Use the following statements to (re)create the table:

DROP TABLE IF EXISTS "pgsql_bulk_object" CASCADE;

CREATE TABLE "pgsql_bulk_object" (
  "id" BIGINT NOT NULL PRIMARY KEY,
  "idata" BIGINT NOT NULL,
  "sdata" TEXT NOT NULL);

It fails consistently for me when running against the local PostgreSQL
9.5 server (connecting via the UNIX socket):

duplicate id at 250
driver: driver.cxx:105: void execute(PGconn*, const data*, size_t): Assertion `res != NULL' failed.

Re: Pipeline mode and PQpipelineSync()

From

Alvaro Herrera

Date:

07 July 2021, 15:31:22

On 2021-Jul-07, Boris Kolpackov wrote:

> Alvaro Herrera <alvaro.herrera@2ndquadrant.com> writes:
> 
> > On 2021-Jul-07, Boris Kolpackov wrote:
> > 
> > > I don't get any difference in behavior with this patch. That is, I
> > > still get the unexpected NULL result. Does it make a difference for
> > > your reproducer?
> > 
> > Yes, the behavior changes for my repro.   Is it possible for you to
> > share a full program I can compile and run, plesse?
> 
> Here is the test sans the connection setup:

Thanks, looking now.  (I was trying to compile libodb and everything, and
I went a down rabbit hole of configure failing with mysterious m4 errors ...)

-- 
Álvaro Herrera           39°49'30"S 73°17'W  —  https://www.EnterpriseDB.com/

Re: Pipeline mode and PQpipelineSync()

From

Alvaro Herrera

Date:

07 July 2021, 17:30:46

On 2021-Jul-07, Boris Kolpackov wrote:

>     // Try to minimize the chance of blocking the server by first processing
>     // the result and then sending more queries.
>     //
>     if (FD_ISSET (sock, &rds))
>     {
>       if (PQconsumeInput (conn) == 0)
>         assert (false);
> 
>       while (PQisBusy (conn) == 0)
>       {
>         //fprintf (stderr, "PQgetResult %zu\n", rn);
> 
>         PGresult* res = PQgetResult (conn);
>         assert (res != NULL);
>         ExecStatusType stat = PQresultStatus (res);

Hmm ... aren't you trying to read more results than you sent queries?  I
think there should be a break out of that block when that happens (which
means the read of the PGRES_PIPELINE_SYNC needs to be out of there too).
+ + +
Reproduce the passage of the pipeline-mode thread from "07 July 2021, 17:30:46" up to and including "sending more queries.", replacing "blocking" with "stalling". The material after this point is separate from the pipeline-mode thread.
+ + +
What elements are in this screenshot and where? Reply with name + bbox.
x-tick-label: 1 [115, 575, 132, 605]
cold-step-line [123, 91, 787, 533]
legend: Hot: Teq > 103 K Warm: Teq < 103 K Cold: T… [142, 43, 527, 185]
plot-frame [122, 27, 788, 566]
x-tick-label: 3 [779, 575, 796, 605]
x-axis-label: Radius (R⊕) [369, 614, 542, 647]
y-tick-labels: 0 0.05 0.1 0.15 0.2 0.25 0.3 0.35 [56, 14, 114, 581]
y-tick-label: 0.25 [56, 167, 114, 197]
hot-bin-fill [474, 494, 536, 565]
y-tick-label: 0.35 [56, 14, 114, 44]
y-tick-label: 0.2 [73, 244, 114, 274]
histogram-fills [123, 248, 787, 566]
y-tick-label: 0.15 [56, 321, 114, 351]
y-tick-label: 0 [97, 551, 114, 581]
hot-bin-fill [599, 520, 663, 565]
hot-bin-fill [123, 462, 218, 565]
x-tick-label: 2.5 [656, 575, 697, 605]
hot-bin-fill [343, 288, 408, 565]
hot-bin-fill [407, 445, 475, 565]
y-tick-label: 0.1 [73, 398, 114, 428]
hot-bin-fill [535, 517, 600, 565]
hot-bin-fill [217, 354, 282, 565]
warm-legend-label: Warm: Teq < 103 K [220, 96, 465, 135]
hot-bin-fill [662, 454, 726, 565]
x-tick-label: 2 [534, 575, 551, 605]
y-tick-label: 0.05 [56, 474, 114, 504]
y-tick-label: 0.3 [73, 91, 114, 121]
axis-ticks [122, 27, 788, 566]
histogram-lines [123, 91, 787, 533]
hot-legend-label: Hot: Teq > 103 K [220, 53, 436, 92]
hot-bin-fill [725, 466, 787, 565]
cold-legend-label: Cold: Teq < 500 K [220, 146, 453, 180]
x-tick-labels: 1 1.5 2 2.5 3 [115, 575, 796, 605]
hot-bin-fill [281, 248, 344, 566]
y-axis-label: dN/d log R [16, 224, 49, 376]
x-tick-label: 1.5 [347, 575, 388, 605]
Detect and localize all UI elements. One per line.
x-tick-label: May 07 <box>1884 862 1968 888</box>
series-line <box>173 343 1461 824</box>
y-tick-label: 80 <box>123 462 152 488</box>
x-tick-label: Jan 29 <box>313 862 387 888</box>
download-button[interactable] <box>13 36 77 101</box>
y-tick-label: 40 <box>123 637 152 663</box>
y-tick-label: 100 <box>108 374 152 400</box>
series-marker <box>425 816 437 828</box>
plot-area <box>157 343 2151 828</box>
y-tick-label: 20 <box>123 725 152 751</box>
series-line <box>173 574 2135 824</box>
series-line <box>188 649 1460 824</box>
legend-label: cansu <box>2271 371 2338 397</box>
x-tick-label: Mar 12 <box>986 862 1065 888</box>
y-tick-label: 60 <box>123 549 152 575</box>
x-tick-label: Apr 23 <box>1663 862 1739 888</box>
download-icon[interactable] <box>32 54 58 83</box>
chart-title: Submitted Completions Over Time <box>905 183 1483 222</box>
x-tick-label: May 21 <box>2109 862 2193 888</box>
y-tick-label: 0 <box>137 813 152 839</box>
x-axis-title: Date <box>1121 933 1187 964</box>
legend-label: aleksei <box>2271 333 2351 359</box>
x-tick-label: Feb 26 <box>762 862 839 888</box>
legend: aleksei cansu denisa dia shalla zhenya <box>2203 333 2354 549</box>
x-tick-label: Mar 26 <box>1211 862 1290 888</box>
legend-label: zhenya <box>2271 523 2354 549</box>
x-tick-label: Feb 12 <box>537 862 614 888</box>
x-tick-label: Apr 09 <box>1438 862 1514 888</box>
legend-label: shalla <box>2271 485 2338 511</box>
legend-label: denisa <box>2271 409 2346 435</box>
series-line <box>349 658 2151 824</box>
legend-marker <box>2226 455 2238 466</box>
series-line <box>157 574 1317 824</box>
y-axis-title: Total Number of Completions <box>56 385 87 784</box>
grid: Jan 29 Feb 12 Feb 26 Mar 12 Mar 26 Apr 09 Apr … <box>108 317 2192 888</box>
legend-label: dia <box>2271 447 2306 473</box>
+ + +
ANSWER FOR THIS EXERCISE:
07 July 2021, 17:30:46

On 2021-Jul-07, Boris Kolpackov wrote:

>     // Try to minimize the chance of stalling the server by first processing
>     // the result and then sending more queries.